- TO DO: In the material below, identify each line bearing the word "this". Reproduce those lines.

(Excerpts from a figure dataset)
___

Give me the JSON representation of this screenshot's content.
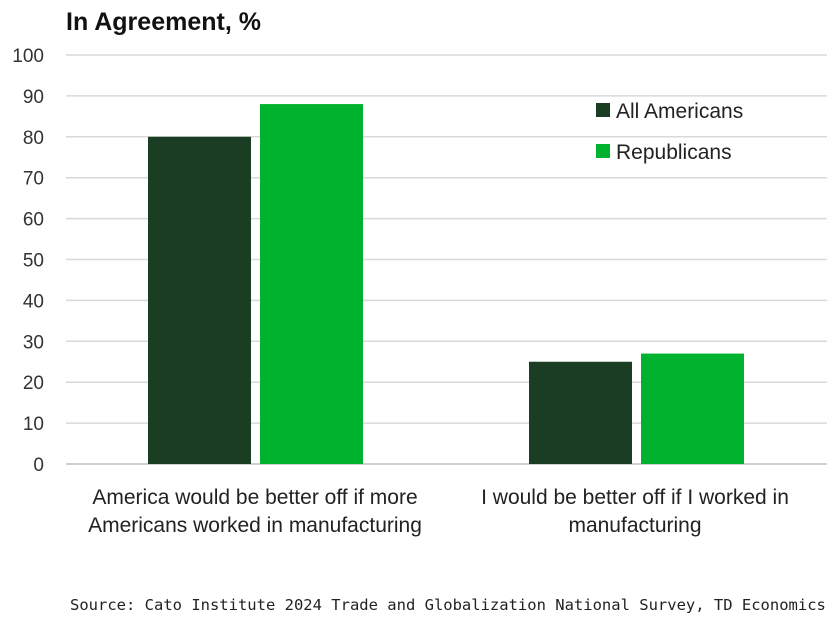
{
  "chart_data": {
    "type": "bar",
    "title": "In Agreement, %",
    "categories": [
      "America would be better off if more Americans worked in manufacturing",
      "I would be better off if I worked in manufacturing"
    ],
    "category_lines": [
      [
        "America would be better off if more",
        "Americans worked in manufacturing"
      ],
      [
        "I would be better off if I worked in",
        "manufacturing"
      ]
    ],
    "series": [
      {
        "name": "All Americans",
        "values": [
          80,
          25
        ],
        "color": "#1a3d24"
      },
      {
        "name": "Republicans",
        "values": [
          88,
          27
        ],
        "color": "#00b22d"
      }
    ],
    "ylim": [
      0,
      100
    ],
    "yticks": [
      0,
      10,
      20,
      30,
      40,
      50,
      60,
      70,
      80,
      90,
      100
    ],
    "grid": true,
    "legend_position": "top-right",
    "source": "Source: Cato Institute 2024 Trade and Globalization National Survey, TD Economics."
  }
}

___

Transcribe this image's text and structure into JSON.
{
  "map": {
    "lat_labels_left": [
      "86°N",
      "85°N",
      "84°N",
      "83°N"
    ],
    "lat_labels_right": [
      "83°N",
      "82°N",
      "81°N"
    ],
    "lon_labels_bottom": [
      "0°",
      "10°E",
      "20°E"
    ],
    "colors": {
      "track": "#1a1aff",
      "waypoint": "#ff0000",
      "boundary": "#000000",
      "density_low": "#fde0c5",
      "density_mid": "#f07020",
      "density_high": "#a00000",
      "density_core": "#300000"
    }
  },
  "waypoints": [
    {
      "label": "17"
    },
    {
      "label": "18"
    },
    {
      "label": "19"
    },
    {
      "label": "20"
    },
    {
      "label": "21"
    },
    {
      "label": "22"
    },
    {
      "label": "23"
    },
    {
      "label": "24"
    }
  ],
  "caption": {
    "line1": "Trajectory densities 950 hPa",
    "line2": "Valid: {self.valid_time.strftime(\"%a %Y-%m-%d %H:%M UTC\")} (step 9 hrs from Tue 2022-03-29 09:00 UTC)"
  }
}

___

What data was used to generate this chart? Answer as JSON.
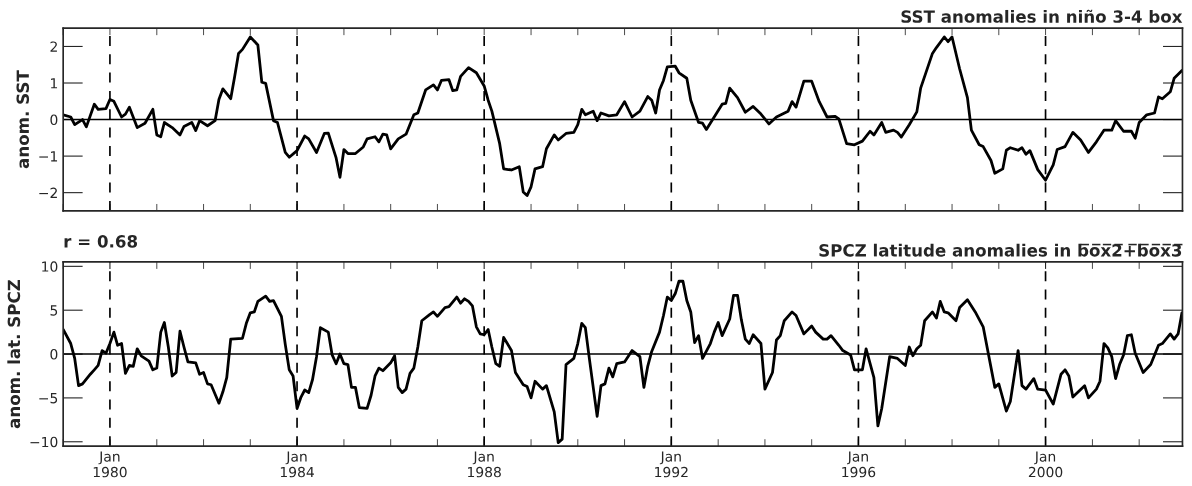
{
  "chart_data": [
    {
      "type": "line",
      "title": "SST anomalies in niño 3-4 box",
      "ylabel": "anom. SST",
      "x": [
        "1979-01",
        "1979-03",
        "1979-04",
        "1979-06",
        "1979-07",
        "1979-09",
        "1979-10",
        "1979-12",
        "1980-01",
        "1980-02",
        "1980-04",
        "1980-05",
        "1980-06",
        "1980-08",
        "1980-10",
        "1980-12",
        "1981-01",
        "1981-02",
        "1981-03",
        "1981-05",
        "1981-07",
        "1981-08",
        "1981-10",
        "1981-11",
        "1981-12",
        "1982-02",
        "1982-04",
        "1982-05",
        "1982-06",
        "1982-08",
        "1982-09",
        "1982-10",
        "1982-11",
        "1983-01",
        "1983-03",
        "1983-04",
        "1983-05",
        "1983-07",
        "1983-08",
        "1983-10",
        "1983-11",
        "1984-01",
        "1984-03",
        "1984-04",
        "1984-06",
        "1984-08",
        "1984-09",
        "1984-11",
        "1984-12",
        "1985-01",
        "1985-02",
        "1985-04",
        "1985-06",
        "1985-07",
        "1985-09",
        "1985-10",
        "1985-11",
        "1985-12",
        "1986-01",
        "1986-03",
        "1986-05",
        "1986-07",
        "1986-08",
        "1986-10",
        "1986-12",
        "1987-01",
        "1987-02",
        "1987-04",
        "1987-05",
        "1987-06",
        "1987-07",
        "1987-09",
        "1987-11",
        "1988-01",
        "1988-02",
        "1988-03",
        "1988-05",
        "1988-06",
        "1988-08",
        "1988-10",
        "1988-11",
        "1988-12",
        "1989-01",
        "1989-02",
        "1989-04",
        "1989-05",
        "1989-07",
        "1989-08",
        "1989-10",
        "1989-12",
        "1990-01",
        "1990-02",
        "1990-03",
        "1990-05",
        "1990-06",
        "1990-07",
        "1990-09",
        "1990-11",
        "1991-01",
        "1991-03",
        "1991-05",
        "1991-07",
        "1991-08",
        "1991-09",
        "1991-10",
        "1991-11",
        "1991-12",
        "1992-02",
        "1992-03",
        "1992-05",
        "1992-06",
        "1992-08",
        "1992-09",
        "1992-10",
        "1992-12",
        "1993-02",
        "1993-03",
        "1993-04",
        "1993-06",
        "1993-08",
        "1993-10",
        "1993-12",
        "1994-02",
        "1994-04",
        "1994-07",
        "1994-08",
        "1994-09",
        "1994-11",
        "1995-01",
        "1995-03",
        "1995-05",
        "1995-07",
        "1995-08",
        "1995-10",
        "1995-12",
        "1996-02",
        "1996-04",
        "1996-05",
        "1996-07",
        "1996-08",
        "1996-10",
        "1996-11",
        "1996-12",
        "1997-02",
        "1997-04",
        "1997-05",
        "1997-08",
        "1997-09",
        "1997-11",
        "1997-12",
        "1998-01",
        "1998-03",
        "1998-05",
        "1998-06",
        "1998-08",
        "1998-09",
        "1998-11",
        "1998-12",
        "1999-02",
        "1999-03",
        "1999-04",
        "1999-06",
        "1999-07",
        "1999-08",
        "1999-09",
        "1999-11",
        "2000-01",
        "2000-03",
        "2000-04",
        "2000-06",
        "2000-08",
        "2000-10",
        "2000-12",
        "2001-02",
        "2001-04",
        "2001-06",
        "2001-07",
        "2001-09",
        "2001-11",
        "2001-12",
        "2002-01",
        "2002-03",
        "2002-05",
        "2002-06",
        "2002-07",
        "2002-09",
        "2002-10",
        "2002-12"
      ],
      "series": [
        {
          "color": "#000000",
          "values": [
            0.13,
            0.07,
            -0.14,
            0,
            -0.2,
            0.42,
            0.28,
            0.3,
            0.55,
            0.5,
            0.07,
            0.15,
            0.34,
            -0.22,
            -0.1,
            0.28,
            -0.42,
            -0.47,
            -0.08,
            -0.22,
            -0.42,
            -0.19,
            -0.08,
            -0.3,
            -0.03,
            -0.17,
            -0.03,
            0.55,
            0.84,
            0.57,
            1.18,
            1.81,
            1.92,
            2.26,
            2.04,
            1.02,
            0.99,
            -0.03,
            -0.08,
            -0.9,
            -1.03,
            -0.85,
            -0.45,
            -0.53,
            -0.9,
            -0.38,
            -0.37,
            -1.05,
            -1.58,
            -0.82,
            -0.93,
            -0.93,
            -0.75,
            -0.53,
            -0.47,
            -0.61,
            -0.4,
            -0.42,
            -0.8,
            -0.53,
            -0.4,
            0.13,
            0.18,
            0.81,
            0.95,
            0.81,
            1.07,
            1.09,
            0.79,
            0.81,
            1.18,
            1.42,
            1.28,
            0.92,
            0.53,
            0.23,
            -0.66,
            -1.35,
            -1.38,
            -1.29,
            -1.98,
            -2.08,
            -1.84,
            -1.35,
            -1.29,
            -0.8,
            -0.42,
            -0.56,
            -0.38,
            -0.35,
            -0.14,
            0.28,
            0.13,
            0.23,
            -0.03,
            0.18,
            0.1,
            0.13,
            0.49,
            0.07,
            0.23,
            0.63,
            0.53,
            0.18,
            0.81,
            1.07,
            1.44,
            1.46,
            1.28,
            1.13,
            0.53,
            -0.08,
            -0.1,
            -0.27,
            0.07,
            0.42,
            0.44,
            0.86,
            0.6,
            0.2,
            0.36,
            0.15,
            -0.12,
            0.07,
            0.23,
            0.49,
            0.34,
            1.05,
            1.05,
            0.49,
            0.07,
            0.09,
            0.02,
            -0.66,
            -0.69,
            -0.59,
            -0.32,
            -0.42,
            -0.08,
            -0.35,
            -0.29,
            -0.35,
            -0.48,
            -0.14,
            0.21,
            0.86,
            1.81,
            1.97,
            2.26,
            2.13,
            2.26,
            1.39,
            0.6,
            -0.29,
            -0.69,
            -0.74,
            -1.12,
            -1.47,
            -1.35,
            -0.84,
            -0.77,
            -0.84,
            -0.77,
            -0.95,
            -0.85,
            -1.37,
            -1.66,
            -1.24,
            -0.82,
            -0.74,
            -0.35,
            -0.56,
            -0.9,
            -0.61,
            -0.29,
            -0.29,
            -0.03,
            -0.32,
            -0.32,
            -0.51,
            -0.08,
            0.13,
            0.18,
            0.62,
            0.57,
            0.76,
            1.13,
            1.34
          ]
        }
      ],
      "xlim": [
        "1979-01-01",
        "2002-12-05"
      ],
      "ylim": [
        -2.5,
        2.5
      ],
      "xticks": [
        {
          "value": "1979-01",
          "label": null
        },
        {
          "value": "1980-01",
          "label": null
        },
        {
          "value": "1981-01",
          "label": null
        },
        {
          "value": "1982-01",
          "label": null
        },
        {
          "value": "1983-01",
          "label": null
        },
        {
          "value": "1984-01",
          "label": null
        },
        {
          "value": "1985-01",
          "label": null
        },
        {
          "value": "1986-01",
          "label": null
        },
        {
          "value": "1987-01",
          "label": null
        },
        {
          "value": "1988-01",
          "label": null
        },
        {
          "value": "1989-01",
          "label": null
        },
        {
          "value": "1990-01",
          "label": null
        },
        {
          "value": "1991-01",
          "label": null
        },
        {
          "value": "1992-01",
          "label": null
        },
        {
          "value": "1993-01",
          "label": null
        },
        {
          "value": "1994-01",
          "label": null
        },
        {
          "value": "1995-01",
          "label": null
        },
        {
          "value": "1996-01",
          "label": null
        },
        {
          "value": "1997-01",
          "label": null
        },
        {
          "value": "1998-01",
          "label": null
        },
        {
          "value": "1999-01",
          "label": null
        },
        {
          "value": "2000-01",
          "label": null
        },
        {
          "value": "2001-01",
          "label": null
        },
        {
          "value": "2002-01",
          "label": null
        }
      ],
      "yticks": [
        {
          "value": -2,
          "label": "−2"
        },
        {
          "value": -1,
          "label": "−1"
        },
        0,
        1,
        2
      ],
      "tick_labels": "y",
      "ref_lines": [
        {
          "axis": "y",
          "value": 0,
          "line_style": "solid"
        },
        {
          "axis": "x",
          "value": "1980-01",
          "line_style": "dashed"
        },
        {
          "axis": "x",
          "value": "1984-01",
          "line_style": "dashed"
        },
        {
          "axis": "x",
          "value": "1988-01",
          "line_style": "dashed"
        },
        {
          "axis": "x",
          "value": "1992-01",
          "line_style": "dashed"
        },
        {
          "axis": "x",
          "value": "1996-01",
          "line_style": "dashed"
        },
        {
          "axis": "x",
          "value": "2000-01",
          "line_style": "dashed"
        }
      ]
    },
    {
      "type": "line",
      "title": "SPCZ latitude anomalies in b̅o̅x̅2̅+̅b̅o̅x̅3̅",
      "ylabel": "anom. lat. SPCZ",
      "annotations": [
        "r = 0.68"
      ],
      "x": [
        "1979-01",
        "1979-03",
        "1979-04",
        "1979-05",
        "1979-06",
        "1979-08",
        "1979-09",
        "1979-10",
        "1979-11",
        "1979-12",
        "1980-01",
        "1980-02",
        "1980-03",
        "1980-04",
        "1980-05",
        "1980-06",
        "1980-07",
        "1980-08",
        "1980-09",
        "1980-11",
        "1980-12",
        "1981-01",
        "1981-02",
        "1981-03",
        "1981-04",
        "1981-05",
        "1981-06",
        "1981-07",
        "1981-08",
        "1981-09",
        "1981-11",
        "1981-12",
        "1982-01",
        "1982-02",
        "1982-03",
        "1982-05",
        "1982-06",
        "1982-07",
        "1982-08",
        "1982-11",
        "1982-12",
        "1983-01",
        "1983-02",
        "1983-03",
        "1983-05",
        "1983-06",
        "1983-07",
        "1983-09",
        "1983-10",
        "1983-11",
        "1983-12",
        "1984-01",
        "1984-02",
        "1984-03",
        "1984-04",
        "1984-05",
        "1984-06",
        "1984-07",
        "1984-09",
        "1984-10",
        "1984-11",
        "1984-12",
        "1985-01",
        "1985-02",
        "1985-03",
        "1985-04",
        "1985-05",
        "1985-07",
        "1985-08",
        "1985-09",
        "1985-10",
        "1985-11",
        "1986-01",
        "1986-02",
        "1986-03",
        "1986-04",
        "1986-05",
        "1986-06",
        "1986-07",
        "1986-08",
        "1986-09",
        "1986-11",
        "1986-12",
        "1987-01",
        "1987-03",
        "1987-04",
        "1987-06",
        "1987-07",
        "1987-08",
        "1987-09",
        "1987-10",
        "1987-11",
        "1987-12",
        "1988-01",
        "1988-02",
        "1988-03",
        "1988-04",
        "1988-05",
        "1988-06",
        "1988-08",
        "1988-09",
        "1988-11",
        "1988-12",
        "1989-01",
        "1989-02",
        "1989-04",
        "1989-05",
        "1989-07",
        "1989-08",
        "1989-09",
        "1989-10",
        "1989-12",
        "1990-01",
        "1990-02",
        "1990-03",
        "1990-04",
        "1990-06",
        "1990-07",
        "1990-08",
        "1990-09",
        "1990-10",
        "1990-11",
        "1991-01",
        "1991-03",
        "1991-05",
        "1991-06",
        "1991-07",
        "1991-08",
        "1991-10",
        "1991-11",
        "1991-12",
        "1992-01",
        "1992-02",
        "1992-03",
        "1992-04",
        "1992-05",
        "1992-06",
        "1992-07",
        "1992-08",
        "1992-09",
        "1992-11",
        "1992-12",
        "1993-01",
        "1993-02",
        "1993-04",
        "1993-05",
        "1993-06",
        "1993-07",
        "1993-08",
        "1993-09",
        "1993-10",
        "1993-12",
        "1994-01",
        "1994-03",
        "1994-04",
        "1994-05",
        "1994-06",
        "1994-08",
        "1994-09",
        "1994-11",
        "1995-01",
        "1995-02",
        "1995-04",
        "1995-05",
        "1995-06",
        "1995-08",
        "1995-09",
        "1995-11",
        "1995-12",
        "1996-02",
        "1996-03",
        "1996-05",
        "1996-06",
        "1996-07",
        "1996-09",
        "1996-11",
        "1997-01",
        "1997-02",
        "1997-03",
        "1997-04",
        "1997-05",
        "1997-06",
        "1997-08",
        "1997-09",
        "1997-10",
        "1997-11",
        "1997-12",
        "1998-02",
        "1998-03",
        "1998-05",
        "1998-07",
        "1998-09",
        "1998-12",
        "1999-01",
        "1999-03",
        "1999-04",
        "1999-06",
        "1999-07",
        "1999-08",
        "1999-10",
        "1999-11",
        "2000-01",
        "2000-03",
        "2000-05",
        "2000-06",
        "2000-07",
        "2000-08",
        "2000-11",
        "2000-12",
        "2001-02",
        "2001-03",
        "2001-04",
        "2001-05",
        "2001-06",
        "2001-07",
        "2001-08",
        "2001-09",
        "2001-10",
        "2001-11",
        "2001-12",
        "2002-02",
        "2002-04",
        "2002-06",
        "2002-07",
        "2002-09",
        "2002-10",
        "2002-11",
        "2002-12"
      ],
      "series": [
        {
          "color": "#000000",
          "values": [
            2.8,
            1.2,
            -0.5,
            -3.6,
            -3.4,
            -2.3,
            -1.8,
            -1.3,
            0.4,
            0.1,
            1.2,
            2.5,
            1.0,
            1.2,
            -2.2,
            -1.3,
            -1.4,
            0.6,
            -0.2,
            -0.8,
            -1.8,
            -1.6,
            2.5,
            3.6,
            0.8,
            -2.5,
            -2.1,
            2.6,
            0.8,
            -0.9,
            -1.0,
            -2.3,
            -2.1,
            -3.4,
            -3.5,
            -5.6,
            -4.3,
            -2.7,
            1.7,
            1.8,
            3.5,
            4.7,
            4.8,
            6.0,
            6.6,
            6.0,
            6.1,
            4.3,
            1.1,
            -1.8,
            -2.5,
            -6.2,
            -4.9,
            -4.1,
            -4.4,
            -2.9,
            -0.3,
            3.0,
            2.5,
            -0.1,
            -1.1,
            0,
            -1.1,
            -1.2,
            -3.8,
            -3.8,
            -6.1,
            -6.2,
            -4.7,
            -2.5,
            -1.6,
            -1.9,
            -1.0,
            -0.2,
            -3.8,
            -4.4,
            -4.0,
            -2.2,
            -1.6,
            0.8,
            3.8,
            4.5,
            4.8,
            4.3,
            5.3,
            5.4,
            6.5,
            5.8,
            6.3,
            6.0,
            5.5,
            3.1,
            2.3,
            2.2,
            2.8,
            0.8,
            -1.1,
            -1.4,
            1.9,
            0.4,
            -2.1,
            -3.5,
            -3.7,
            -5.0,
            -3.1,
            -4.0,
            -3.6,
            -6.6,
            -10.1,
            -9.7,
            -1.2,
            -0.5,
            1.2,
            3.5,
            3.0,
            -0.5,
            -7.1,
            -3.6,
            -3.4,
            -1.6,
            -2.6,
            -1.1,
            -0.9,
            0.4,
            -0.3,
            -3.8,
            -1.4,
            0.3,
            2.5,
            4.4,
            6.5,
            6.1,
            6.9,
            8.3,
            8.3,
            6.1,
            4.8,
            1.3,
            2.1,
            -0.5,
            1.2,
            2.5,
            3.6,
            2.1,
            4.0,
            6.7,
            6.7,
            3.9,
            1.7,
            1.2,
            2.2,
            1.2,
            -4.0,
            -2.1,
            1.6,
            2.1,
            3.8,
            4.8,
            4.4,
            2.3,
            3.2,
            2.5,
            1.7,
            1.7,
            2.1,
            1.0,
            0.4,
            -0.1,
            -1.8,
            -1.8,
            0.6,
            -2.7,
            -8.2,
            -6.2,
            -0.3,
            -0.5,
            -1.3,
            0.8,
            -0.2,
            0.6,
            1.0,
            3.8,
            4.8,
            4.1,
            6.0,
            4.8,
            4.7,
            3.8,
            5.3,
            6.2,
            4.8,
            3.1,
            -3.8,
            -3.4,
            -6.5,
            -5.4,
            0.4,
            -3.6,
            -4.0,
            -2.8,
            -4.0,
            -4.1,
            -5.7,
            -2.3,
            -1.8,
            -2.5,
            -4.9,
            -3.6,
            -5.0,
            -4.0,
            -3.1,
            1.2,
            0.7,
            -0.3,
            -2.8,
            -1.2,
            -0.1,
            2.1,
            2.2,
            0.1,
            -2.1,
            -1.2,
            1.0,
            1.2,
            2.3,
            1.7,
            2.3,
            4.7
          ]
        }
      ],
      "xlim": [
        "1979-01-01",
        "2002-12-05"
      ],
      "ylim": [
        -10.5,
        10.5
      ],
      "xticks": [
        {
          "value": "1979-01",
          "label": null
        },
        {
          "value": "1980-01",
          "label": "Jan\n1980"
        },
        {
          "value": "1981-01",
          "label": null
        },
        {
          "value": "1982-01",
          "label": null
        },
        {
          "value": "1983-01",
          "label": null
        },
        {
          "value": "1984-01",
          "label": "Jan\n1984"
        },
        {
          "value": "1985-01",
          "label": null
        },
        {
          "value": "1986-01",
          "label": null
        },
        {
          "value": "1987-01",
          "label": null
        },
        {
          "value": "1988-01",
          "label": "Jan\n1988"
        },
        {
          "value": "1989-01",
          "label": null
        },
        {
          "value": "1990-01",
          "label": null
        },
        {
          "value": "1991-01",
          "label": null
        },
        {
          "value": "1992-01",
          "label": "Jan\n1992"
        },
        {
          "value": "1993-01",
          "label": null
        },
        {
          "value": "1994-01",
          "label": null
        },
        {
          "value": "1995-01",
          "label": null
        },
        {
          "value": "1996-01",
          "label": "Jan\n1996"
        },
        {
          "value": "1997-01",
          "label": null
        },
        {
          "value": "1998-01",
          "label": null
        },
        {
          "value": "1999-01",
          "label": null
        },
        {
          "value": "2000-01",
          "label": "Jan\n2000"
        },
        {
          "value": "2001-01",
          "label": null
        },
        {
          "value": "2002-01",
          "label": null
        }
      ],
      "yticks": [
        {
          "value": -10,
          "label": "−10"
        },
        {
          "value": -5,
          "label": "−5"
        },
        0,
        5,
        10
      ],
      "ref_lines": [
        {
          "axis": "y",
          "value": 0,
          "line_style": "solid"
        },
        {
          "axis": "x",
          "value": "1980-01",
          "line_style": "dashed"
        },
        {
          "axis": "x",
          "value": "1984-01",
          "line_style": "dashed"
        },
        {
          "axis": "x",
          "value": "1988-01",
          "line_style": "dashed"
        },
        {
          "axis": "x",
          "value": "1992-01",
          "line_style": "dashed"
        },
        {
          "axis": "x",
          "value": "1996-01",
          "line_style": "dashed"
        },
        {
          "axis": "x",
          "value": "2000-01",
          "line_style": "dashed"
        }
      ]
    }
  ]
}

___

- FULL OUTPUT:
Give me the JSON representation of this screenshot's content.
Transcribe this image's text and structure into JSON.
What data was used to generate this chart? Answer as JSON.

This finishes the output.